[Start of Provided data]

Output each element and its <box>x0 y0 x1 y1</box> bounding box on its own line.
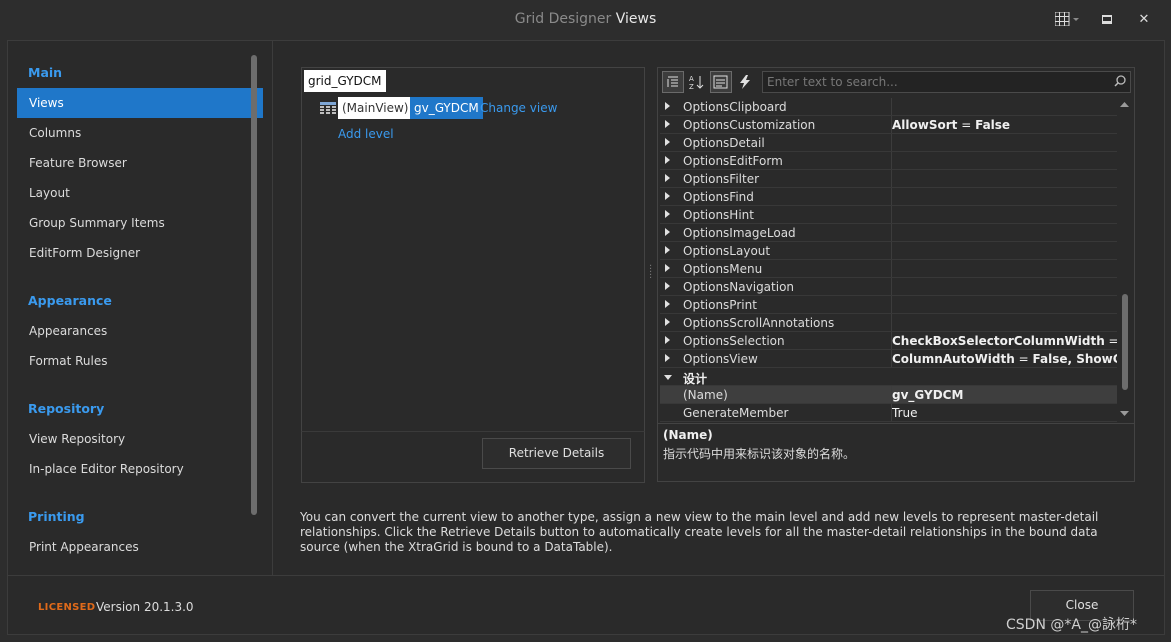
sidebar-item-in-place-editor-repository[interactable]: In-place Editor Repository <box>17 454 263 484</box>
expand-arrow-icon[interactable] <box>665 156 670 164</box>
property-category-row[interactable]: 设计 <box>660 368 1117 386</box>
sidebar-item-format-rules[interactable]: Format Rules <box>17 346 263 376</box>
main-view-node[interactable]: (MainView) <box>338 97 413 119</box>
maximize-icon <box>1102 14 1112 24</box>
sidebar-item-editform-designer[interactable]: EditForm Designer <box>17 238 263 268</box>
help-text: You can convert the current view to anot… <box>300 510 1099 554</box>
expand-arrow-icon[interactable] <box>665 174 670 182</box>
sidebar: Main Views Columns Feature Browser Layou… <box>7 40 273 575</box>
property-search-box <box>762 71 1131 93</box>
sidebar-item-group-summary-items[interactable]: Group Summary Items <box>17 208 263 238</box>
property-row[interactable]: OptionsNavigation <box>660 278 1117 296</box>
sidebar-item-appearances[interactable]: Appearances <box>17 316 263 346</box>
scroll-up-icon[interactable] <box>1120 101 1129 107</box>
property-scroll-thumb[interactable] <box>1122 294 1128 390</box>
collapse-arrow-icon[interactable] <box>664 375 672 380</box>
sidebar-group-appearance: Appearance <box>28 293 112 308</box>
properties-tab-button[interactable] <box>710 71 732 93</box>
sidebar-group-repository: Repository <box>28 401 105 416</box>
sidebar-item-views[interactable]: Views <box>17 88 263 118</box>
properties-icon <box>713 75 728 89</box>
expand-arrow-icon[interactable] <box>665 246 670 254</box>
sidebar-item-columns[interactable]: Columns <box>17 118 263 148</box>
close-icon: ✕ <box>1138 11 1150 27</box>
property-row[interactable]: OptionsFilter <box>660 170 1117 188</box>
property-row[interactable]: OptionsEditForm <box>660 152 1117 170</box>
level-tree-panel <box>301 67 645 432</box>
footer-divider <box>273 575 1165 576</box>
sidebar-item-print-appearances[interactable]: Print Appearances <box>17 532 263 562</box>
change-view-link[interactable]: Change view <box>480 101 557 115</box>
add-level-link[interactable]: Add level <box>338 127 394 141</box>
expand-arrow-icon[interactable] <box>665 210 670 218</box>
grid-menu-icon <box>1055 12 1079 26</box>
lightning-icon <box>740 75 750 89</box>
grid-node[interactable]: grid_GYDCM <box>304 70 386 92</box>
categorized-view-button[interactable] <box>662 71 684 93</box>
categorized-icon <box>667 76 678 87</box>
expand-arrow-icon[interactable] <box>665 264 670 272</box>
view-name-node[interactable]: gv_GYDCM <box>410 97 483 119</box>
property-row[interactable]: OptionsCustomization AllowSort = False <box>660 116 1117 134</box>
version-label: Version 20.1.3.0 <box>96 600 194 614</box>
maximize-button[interactable] <box>1097 8 1117 30</box>
property-row[interactable]: OptionsFind <box>660 188 1117 206</box>
footer-license-area: LICENSED Version 20.1.3.0 <box>7 575 273 635</box>
property-row[interactable]: OptionsScrollAnnotations <box>660 314 1117 332</box>
expand-arrow-icon[interactable] <box>665 138 670 146</box>
layout-menu-button[interactable] <box>1052 8 1082 30</box>
expand-arrow-icon[interactable] <box>665 318 670 326</box>
svg-text:Z: Z <box>689 83 694 90</box>
property-row[interactable]: OptionsHint <box>660 206 1117 224</box>
property-row[interactable]: OptionsSelection CheckBoxSelectorColumnWi… <box>660 332 1117 350</box>
expand-arrow-icon[interactable] <box>665 336 670 344</box>
property-row-name[interactable]: (Name) gv_GYDCM <box>660 386 1117 404</box>
sidebar-group-main: Main <box>28 65 63 80</box>
search-icon <box>1114 75 1126 90</box>
title-bar: Grid Designer Views ✕ <box>0 0 1171 38</box>
retrieve-details-button[interactable]: Retrieve Details <box>482 438 631 469</box>
table-view-icon <box>320 102 336 114</box>
sort-az-icon: A Z <box>689 75 704 90</box>
sidebar-scrollbar[interactable] <box>251 55 257 515</box>
watermark: CSDN @*A_@詠桁* <box>1006 617 1137 633</box>
panel-splitter-handle[interactable]: · · · · · <box>649 262 652 284</box>
sidebar-group-printing: Printing <box>28 509 85 524</box>
alphabetical-view-button[interactable]: A Z <box>686 71 708 93</box>
property-description: (Name) 指示代码中用来标识该对象的名称。 <box>658 423 1134 481</box>
sidebar-item-feature-browser[interactable]: Feature Browser <box>17 148 263 178</box>
property-row[interactable]: OptionsDetail <box>660 134 1117 152</box>
property-row[interactable]: OptionsView ColumnAutoWidth = False, Show… <box>660 350 1117 368</box>
expand-arrow-icon[interactable] <box>665 282 670 290</box>
window-title: Grid Designer Views <box>514 11 657 27</box>
property-row[interactable]: OptionsPrint <box>660 296 1117 314</box>
property-row-generate-member[interactable]: GenerateMember True <box>660 404 1117 422</box>
expand-arrow-icon[interactable] <box>665 228 670 236</box>
licensed-badge: LICENSED <box>38 602 96 613</box>
scroll-down-icon[interactable] <box>1120 411 1129 417</box>
expand-arrow-icon[interactable] <box>665 300 670 308</box>
svg-text:A: A <box>689 75 694 83</box>
property-search-input[interactable] <box>763 72 1103 92</box>
property-row[interactable]: OptionsClipboard <box>660 98 1117 116</box>
close-window-button[interactable]: ✕ <box>1134 8 1154 30</box>
property-row[interactable]: OptionsLayout <box>660 242 1117 260</box>
expand-arrow-icon[interactable] <box>665 102 670 110</box>
expand-arrow-icon[interactable] <box>665 354 670 362</box>
expand-arrow-icon[interactable] <box>665 192 670 200</box>
sidebar-item-view-repository[interactable]: View Repository <box>17 424 263 454</box>
property-row[interactable]: OptionsImageLoad <box>660 224 1117 242</box>
sidebar-item-layout[interactable]: Layout <box>17 178 263 208</box>
expand-arrow-icon[interactable] <box>665 120 670 128</box>
events-tab-button[interactable] <box>734 71 756 93</box>
property-row[interactable]: OptionsMenu <box>660 260 1117 278</box>
property-rows: OptionsClipboard OptionsCustomization All… <box>660 98 1117 422</box>
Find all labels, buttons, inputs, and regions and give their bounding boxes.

[End of Provided data]

Exercise details: Reproduce all the records, swapping every "expand-arrow-icon" for "disclosure-triangle" and keeping everything else the same. Leave the pictures out.

Reply to the exercise:
Output each element and its <box>x0 y0 x1 y1</box> bounding box on its own line.
sidebar-item-in-place-editor-repository[interactable]: In-place Editor Repository <box>17 454 263 484</box>
disclosure-triangle[interactable] <box>665 156 670 164</box>
property-category-row[interactable]: 设计 <box>660 368 1117 386</box>
sidebar-item-format-rules[interactable]: Format Rules <box>17 346 263 376</box>
main-view-node[interactable]: (MainView) <box>338 97 413 119</box>
maximize-icon <box>1102 14 1112 24</box>
sidebar-item-editform-designer[interactable]: EditForm Designer <box>17 238 263 268</box>
help-text: You can convert the current view to anot… <box>300 510 1099 554</box>
disclosure-triangle[interactable] <box>665 174 670 182</box>
sidebar: Main Views Columns Feature Browser Layou… <box>7 40 273 575</box>
property-search-box <box>762 71 1131 93</box>
sidebar-item-group-summary-items[interactable]: Group Summary Items <box>17 208 263 238</box>
property-row[interactable]: OptionsNavigation <box>660 278 1117 296</box>
sidebar-item-appearances[interactable]: Appearances <box>17 316 263 346</box>
scroll-up-icon[interactable] <box>1120 101 1129 107</box>
property-scroll-thumb[interactable] <box>1122 294 1128 390</box>
collapse-arrow-icon[interactable] <box>664 375 672 380</box>
sidebar-group-appearance: Appearance <box>28 293 112 308</box>
properties-tab-button[interactable] <box>710 71 732 93</box>
sidebar-group-repository: Repository <box>28 401 105 416</box>
sidebar-item-views[interactable]: Views <box>17 88 263 118</box>
properties-icon <box>713 75 728 89</box>
disclosure-triangle[interactable] <box>665 246 670 254</box>
sidebar-item-columns[interactable]: Columns <box>17 118 263 148</box>
close-icon: ✕ <box>1138 11 1150 27</box>
property-row[interactable]: OptionsFilter <box>660 170 1117 188</box>
property-row[interactable]: OptionsEditForm <box>660 152 1117 170</box>
level-tree-panel <box>301 67 645 432</box>
footer-divider <box>273 575 1165 576</box>
sidebar-item-print-appearances[interactable]: Print Appearances <box>17 532 263 562</box>
change-view-link[interactable]: Change view <box>480 101 557 115</box>
add-level-link[interactable]: Add level <box>338 127 394 141</box>
disclosure-triangle[interactable] <box>665 210 670 218</box>
grid-menu-icon <box>1055 12 1079 26</box>
lightning-icon <box>740 75 750 89</box>
grid-node[interactable]: grid_GYDCM <box>304 70 386 92</box>
categorized-view-button[interactable] <box>662 71 684 93</box>
categorized-icon <box>667 76 678 87</box>
disclosure-triangle[interactable] <box>665 264 670 272</box>
view-name-node[interactable]: gv_GYDCM <box>410 97 483 119</box>
property-row[interactable]: OptionsCustomization AllowSort = False <box>660 116 1117 134</box>
version-label: Version 20.1.3.0 <box>96 600 194 614</box>
maximize-button[interactable] <box>1097 8 1117 30</box>
property-row[interactable]: OptionsFind <box>660 188 1117 206</box>
footer-license-area: LICENSED Version 20.1.3.0 <box>7 575 273 635</box>
property-row[interactable]: OptionsScrollAnnotations <box>660 314 1117 332</box>
disclosure-triangle[interactable] <box>665 138 670 146</box>
layout-menu-button[interactable] <box>1052 8 1082 30</box>
disclosure-triangle[interactable] <box>665 318 670 326</box>
svg-text:Z: Z <box>689 83 694 90</box>
property-row[interactable]: OptionsHint <box>660 206 1117 224</box>
property-row[interactable]: OptionsSelection CheckBoxSelectorColumnWi… <box>660 332 1117 350</box>
disclosure-triangle[interactable] <box>665 336 670 344</box>
property-row-name[interactable]: (Name) gv_GYDCM <box>660 386 1117 404</box>
sidebar-group-main: Main <box>28 65 63 80</box>
search-icon <box>1114 75 1126 90</box>
title-bar: Grid Designer Views ✕ <box>0 0 1171 38</box>
retrieve-details-button[interactable]: Retrieve Details <box>482 438 631 469</box>
table-view-icon <box>320 102 336 114</box>
sort-az-icon: A Z <box>689 75 704 90</box>
sidebar-scrollbar[interactable] <box>251 55 257 515</box>
watermark: CSDN @*A_@詠桁* <box>1006 617 1137 633</box>
panel-splitter-handle[interactable]: · · · · · <box>649 262 652 284</box>
sidebar-group-printing: Printing <box>28 509 85 524</box>
alphabetical-view-button[interactable]: A Z <box>686 71 708 93</box>
property-description: (Name) 指示代码中用来标识该对象的名称。 <box>658 423 1134 481</box>
sidebar-item-feature-browser[interactable]: Feature Browser <box>17 148 263 178</box>
property-row[interactable]: OptionsDetail <box>660 134 1117 152</box>
property-row[interactable]: OptionsView ColumnAutoWidth = False, Show… <box>660 350 1117 368</box>
disclosure-triangle[interactable] <box>665 282 670 290</box>
window-title: Grid Designer Views <box>514 11 657 27</box>
property-row[interactable]: OptionsPrint <box>660 296 1117 314</box>
property-row-generate-member[interactable]: GenerateMember True <box>660 404 1117 422</box>
disclosure-triangle[interactable] <box>665 228 670 236</box>
licensed-badge: LICENSED <box>38 602 96 613</box>
scroll-down-icon[interactable] <box>1120 411 1129 417</box>
disclosure-triangle[interactable] <box>665 300 670 308</box>
svg-text:A: A <box>689 75 694 83</box>
property-search-input[interactable] <box>763 72 1103 92</box>
property-row[interactable]: OptionsClipboard <box>660 98 1117 116</box>
close-window-button[interactable]: ✕ <box>1134 8 1154 30</box>
property-row[interactable]: OptionsLayout <box>660 242 1117 260</box>
disclosure-triangle[interactable] <box>665 102 670 110</box>
disclosure-triangle[interactable] <box>665 354 670 362</box>
disclosure-triangle[interactable] <box>665 192 670 200</box>
sidebar-item-view-repository[interactable]: View Repository <box>17 424 263 454</box>
property-row[interactable]: OptionsImageLoad <box>660 224 1117 242</box>
sidebar-item-layout[interactable]: Layout <box>17 178 263 208</box>
disclosure-triangle[interactable] <box>665 120 670 128</box>
events-tab-button[interactable] <box>734 71 756 93</box>
property-row[interactable]: OptionsMenu <box>660 260 1117 278</box>
property-rows: OptionsClipboard OptionsCustomization All… <box>660 98 1117 422</box>
Find all labels, buttons, inputs, and regions and give their bounding boxes.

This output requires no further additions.